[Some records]
↓

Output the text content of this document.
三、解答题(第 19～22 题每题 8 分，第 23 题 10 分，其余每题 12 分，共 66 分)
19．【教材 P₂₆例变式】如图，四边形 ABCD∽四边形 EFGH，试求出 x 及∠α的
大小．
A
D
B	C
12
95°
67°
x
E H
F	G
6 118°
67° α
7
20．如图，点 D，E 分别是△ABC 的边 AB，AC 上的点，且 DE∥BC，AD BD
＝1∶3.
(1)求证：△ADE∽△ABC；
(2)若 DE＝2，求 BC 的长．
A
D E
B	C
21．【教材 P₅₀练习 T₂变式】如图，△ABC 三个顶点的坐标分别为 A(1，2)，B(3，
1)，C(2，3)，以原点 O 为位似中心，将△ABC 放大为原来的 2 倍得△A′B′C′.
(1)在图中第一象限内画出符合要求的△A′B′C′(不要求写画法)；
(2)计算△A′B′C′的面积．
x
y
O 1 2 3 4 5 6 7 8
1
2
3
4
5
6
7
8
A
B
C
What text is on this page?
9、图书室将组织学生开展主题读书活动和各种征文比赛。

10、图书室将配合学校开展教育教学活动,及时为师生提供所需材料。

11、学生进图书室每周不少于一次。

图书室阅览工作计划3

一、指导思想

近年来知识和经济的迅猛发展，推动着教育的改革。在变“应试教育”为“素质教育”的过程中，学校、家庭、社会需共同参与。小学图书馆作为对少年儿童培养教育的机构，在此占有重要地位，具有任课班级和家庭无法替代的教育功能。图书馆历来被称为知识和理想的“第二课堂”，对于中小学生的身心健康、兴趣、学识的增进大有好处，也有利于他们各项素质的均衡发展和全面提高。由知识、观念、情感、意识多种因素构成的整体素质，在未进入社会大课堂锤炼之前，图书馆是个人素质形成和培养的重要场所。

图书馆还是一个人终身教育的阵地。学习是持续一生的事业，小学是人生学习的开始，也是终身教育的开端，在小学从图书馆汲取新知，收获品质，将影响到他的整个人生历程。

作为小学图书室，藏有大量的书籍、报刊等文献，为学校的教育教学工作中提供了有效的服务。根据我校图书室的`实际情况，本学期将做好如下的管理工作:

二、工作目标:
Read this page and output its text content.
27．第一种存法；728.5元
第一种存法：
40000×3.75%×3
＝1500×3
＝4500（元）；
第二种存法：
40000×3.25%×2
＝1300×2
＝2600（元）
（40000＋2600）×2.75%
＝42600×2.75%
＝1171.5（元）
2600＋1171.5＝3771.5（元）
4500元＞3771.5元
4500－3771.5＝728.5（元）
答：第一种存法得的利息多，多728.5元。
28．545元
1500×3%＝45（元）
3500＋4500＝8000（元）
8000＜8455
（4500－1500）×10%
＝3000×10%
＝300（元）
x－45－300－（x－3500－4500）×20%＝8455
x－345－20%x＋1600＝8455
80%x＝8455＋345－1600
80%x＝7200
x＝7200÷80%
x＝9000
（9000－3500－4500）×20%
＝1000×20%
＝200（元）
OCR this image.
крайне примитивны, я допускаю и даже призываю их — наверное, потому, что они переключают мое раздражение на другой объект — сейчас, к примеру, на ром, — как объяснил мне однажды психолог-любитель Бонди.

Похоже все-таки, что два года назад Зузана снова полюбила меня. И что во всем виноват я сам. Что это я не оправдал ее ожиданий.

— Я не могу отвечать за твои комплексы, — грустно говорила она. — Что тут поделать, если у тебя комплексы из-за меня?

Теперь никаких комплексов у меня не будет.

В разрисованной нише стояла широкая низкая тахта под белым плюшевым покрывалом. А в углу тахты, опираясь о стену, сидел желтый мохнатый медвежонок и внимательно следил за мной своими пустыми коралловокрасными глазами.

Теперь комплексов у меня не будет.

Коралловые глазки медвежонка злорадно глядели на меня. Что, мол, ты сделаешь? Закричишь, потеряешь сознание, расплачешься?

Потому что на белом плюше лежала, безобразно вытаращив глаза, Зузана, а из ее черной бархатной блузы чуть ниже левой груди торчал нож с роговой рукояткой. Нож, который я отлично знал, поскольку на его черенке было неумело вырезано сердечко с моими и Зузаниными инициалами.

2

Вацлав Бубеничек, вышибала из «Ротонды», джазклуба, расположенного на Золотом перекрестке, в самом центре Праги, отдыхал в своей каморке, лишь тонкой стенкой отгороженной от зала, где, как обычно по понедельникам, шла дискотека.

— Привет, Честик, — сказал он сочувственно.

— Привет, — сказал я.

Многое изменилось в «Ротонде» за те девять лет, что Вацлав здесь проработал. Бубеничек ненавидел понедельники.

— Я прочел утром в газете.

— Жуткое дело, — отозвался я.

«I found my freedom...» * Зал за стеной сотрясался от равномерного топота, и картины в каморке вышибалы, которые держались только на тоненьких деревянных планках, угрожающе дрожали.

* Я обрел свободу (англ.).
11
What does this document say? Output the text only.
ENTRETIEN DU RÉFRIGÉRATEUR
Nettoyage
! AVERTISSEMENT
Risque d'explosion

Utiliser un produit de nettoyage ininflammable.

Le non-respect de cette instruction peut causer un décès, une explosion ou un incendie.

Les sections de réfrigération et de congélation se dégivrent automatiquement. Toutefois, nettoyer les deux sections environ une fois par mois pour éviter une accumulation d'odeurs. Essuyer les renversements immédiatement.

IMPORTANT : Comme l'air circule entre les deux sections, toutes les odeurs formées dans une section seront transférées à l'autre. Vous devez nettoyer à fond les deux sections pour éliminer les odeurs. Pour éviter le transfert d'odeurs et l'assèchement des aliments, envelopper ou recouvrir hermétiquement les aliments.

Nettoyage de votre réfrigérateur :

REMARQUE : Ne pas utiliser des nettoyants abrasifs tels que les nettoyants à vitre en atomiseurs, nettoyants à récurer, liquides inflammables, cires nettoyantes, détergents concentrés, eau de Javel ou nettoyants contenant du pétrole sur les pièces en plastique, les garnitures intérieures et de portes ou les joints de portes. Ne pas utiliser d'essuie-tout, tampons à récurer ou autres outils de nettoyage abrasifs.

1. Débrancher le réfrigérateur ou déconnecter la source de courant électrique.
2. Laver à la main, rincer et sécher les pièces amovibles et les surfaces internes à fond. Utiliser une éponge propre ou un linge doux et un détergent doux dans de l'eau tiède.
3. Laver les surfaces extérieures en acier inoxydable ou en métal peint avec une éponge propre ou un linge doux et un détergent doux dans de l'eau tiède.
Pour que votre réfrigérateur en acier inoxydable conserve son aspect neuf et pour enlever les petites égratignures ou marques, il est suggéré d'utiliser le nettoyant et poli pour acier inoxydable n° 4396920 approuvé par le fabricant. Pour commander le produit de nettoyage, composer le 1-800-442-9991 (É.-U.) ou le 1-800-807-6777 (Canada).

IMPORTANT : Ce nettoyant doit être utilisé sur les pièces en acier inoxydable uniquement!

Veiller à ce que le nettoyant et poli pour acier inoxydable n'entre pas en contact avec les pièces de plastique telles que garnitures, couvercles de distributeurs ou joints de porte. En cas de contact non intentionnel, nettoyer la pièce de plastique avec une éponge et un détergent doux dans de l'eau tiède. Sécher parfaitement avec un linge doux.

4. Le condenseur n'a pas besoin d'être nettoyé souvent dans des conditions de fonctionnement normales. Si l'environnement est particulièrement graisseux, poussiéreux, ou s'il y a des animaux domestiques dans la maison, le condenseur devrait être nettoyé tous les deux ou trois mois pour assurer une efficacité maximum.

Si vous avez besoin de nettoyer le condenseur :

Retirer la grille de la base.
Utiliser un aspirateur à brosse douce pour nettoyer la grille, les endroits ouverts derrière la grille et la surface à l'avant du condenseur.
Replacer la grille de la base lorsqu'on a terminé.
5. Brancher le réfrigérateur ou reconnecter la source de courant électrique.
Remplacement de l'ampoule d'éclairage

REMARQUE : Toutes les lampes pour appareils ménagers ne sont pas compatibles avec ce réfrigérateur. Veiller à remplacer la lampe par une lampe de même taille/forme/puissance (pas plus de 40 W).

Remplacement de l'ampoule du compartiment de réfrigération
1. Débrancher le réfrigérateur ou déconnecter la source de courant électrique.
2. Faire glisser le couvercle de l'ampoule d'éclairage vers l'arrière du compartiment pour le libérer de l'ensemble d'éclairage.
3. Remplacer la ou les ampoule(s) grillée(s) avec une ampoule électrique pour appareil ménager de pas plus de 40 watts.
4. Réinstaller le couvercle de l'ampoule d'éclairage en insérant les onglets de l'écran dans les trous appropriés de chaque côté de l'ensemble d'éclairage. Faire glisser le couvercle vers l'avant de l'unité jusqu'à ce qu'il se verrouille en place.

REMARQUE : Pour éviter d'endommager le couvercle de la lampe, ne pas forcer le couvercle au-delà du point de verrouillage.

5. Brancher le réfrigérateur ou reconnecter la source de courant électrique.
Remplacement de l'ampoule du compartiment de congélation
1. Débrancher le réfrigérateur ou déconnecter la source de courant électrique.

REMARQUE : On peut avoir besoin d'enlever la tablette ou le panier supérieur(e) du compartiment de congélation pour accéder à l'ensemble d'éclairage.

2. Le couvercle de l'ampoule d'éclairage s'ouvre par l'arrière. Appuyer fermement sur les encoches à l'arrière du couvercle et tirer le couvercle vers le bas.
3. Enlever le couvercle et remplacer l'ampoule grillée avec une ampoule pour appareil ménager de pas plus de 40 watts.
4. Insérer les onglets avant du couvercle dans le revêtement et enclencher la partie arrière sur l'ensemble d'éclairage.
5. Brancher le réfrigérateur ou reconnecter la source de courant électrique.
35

↑

Aim of the task
Each line that holds the word "peut" should be extracted from the records.

Exercise solution
Le non-respect de cette instruction peut causer un décès, une explosion ou un incendie.
REMARQUE : On peut avoir besoin d'enlever la tablette ou le panier supérieur(e) du compartiment de congélation pour accéder à l'ensemble d'éclairage.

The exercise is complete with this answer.